[Dataset content]:
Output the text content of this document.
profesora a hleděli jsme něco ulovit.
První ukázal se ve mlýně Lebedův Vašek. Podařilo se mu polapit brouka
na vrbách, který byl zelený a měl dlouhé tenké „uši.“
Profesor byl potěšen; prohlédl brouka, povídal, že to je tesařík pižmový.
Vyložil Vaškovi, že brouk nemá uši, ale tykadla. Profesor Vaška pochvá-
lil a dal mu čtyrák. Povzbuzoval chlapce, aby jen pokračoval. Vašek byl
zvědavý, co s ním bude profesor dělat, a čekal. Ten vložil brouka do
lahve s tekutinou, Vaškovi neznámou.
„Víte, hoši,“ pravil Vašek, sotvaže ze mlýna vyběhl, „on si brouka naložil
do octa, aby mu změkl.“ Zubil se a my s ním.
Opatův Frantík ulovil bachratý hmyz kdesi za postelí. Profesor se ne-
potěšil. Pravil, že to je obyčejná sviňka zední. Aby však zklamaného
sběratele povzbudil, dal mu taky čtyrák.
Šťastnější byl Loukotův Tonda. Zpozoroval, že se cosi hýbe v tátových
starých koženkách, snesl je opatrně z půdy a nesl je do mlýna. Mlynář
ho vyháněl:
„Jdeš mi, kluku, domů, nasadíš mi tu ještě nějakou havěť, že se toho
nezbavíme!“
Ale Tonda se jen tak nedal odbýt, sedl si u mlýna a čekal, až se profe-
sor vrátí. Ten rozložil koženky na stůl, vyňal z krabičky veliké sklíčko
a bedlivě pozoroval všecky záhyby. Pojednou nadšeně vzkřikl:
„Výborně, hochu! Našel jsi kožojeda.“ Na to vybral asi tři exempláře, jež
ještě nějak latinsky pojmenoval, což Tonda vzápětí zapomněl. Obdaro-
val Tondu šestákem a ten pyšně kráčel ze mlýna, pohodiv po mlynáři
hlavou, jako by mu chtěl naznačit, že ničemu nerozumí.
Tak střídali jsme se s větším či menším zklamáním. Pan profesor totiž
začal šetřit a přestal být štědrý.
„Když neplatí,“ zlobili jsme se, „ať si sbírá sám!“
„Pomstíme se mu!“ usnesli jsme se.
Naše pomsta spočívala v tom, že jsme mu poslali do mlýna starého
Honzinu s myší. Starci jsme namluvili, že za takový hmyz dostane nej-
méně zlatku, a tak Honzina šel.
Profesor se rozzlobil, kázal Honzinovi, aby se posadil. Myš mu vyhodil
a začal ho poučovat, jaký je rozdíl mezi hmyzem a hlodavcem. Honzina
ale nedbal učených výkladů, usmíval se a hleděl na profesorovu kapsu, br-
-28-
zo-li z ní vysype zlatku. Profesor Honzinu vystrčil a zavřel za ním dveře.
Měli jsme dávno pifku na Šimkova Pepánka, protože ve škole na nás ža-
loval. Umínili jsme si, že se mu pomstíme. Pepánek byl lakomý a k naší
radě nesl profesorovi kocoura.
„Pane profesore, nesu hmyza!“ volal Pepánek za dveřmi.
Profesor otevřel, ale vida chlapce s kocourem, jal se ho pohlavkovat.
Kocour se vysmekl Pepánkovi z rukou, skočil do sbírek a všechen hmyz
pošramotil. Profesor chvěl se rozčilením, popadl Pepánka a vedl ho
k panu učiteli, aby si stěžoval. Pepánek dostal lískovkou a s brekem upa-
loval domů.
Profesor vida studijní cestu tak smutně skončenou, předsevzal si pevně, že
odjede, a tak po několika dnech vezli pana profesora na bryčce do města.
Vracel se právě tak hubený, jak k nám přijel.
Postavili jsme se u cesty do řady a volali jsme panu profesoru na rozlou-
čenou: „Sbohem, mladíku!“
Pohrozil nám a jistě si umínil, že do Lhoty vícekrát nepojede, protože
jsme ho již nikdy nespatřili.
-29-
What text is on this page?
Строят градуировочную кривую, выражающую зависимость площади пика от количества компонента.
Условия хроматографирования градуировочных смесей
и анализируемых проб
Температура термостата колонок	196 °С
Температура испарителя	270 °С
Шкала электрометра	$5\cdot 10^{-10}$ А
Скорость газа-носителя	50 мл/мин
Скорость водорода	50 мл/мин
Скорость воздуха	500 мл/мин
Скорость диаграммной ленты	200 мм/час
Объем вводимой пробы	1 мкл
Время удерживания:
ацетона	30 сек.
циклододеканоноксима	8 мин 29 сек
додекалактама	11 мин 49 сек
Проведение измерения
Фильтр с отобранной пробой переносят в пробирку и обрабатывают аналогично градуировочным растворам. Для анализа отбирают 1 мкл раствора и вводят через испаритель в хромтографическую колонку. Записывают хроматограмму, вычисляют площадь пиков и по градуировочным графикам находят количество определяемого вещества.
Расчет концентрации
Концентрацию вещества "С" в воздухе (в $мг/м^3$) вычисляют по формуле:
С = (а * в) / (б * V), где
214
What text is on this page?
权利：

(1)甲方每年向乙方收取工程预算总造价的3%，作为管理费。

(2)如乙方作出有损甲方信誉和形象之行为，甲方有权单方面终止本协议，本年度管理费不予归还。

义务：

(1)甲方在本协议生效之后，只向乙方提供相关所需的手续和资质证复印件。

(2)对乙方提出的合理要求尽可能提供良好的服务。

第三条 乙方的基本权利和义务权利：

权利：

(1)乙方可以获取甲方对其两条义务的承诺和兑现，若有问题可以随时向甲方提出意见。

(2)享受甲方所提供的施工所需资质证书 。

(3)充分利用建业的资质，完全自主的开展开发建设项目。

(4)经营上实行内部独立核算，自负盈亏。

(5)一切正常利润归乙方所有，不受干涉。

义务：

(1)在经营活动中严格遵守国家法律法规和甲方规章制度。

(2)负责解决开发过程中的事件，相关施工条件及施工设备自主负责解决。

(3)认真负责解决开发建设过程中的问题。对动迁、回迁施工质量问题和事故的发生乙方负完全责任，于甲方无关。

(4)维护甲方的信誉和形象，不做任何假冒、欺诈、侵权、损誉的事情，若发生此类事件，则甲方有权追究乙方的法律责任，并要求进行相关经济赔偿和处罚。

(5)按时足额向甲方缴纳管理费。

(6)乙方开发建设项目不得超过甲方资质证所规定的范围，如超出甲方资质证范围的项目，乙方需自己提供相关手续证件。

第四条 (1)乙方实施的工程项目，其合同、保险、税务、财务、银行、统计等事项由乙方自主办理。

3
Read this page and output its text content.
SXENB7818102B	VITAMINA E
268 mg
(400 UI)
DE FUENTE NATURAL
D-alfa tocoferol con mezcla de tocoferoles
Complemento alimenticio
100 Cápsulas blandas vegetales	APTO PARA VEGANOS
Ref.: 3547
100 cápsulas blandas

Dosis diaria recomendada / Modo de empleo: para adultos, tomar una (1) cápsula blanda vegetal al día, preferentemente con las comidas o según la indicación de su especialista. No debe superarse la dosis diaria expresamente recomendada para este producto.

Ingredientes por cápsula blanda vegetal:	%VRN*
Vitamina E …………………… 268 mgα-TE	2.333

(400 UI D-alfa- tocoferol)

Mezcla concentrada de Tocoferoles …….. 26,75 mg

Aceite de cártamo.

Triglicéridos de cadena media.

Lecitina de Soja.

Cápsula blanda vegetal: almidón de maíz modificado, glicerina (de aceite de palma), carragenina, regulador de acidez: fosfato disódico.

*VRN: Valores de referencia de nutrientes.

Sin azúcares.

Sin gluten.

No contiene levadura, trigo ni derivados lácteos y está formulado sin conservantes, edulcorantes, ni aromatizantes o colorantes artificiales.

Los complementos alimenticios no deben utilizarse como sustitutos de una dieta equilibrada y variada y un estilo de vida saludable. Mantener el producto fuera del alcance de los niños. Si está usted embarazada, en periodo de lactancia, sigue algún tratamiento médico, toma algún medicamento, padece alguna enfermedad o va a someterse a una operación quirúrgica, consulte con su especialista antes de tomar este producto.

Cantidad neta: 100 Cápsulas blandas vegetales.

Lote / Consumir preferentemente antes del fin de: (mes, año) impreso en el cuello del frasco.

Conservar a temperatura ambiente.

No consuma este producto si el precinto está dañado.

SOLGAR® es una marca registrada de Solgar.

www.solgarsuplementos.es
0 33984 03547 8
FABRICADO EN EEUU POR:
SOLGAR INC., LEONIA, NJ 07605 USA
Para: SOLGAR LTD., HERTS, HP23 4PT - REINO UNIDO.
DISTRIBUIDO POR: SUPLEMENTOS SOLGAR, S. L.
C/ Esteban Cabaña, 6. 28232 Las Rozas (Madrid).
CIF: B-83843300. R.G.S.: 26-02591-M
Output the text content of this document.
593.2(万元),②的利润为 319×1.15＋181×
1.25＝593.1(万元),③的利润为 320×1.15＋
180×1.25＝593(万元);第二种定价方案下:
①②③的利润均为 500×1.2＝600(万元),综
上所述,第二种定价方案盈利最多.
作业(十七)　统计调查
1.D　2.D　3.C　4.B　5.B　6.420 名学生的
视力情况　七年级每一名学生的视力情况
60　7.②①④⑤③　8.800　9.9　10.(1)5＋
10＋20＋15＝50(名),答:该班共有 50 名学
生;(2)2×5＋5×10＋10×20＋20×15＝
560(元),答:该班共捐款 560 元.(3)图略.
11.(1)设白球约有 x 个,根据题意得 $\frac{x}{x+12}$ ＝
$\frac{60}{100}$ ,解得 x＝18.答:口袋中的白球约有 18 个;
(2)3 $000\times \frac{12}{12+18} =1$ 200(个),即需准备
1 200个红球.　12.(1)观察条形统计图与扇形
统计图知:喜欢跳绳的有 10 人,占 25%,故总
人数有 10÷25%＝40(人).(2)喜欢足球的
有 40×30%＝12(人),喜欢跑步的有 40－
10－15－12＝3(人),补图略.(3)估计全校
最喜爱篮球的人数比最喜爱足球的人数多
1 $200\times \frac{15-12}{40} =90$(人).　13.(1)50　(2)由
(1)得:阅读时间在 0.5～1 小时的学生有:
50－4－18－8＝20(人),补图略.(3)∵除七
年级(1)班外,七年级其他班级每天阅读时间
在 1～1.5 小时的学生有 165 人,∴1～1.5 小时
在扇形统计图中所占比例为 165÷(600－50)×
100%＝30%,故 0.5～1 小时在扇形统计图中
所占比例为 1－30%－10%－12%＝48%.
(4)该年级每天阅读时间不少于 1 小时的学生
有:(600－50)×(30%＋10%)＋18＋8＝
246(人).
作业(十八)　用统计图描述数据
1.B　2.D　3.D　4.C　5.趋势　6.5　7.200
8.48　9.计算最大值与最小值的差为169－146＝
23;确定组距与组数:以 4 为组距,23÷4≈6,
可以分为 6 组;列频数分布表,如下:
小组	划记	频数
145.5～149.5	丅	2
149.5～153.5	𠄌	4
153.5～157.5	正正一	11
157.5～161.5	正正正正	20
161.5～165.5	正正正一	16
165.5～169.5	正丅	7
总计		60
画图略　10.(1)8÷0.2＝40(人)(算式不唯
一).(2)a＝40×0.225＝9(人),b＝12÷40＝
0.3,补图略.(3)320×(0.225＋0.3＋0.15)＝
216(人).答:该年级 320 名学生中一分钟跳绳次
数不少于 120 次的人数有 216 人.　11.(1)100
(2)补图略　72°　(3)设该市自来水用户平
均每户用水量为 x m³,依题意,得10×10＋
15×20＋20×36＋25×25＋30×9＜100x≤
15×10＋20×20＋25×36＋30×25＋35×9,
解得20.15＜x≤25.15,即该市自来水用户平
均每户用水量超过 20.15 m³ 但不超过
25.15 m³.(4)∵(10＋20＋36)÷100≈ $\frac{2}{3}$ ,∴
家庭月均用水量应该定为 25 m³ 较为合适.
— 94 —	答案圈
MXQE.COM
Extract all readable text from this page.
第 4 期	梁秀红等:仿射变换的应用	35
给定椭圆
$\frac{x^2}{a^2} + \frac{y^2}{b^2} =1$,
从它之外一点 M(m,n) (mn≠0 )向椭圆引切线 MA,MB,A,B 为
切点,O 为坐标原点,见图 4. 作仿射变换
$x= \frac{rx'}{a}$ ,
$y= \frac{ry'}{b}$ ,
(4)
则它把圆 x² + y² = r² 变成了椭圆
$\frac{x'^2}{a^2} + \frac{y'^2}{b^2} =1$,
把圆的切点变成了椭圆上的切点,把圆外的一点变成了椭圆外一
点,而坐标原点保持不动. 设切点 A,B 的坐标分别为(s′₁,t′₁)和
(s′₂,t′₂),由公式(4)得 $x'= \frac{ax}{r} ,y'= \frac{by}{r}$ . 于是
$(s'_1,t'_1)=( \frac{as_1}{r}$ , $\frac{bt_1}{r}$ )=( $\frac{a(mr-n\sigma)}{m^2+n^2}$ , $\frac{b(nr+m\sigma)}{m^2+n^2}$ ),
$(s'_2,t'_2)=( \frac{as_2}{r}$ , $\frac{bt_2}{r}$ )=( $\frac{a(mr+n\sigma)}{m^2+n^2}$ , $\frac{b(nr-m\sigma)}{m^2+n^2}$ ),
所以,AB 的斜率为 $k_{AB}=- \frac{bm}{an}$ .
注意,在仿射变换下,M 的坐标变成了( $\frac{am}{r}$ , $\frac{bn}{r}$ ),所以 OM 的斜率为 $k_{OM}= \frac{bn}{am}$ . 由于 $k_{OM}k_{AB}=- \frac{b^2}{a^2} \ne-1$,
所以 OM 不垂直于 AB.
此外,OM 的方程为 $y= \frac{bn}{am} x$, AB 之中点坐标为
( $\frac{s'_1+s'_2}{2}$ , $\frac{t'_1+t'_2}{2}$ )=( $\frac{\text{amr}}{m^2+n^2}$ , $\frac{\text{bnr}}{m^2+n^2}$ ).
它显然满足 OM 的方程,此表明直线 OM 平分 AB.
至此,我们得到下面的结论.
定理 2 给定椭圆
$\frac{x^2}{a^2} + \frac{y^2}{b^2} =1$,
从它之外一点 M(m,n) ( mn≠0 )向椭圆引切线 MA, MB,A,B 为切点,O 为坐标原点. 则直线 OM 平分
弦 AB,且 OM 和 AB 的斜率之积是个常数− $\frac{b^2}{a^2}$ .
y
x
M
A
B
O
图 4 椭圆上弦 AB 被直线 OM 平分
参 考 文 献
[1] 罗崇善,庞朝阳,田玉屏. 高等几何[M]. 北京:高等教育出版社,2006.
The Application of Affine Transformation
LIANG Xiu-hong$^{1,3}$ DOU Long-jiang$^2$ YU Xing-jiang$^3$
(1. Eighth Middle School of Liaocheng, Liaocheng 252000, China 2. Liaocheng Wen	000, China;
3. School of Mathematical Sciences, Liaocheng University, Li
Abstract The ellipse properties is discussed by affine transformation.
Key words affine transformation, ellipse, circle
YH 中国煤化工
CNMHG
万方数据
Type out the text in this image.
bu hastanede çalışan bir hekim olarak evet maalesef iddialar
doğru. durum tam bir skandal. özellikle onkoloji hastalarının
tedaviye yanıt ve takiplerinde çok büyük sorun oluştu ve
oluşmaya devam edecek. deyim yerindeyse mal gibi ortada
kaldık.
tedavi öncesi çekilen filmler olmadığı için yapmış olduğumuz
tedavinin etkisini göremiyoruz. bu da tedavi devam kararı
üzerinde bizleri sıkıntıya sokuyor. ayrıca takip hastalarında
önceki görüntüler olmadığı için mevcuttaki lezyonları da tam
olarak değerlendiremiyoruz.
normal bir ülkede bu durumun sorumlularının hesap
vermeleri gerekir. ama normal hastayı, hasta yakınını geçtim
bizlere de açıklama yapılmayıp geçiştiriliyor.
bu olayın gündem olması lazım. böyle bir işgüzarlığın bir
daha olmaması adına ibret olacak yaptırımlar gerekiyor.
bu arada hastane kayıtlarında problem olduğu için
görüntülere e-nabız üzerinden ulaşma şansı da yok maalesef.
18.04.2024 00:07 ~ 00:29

[What is needed]:
Find every line that has "protože" in it, then return those lines.

[Task output]:
Měli jsme dávno pifku na Šimkova Pepánka, protože ve škole na nás ža-
Pohrozil nám a jistě si umínil, že do Lhoty vícekrát nepojede, protože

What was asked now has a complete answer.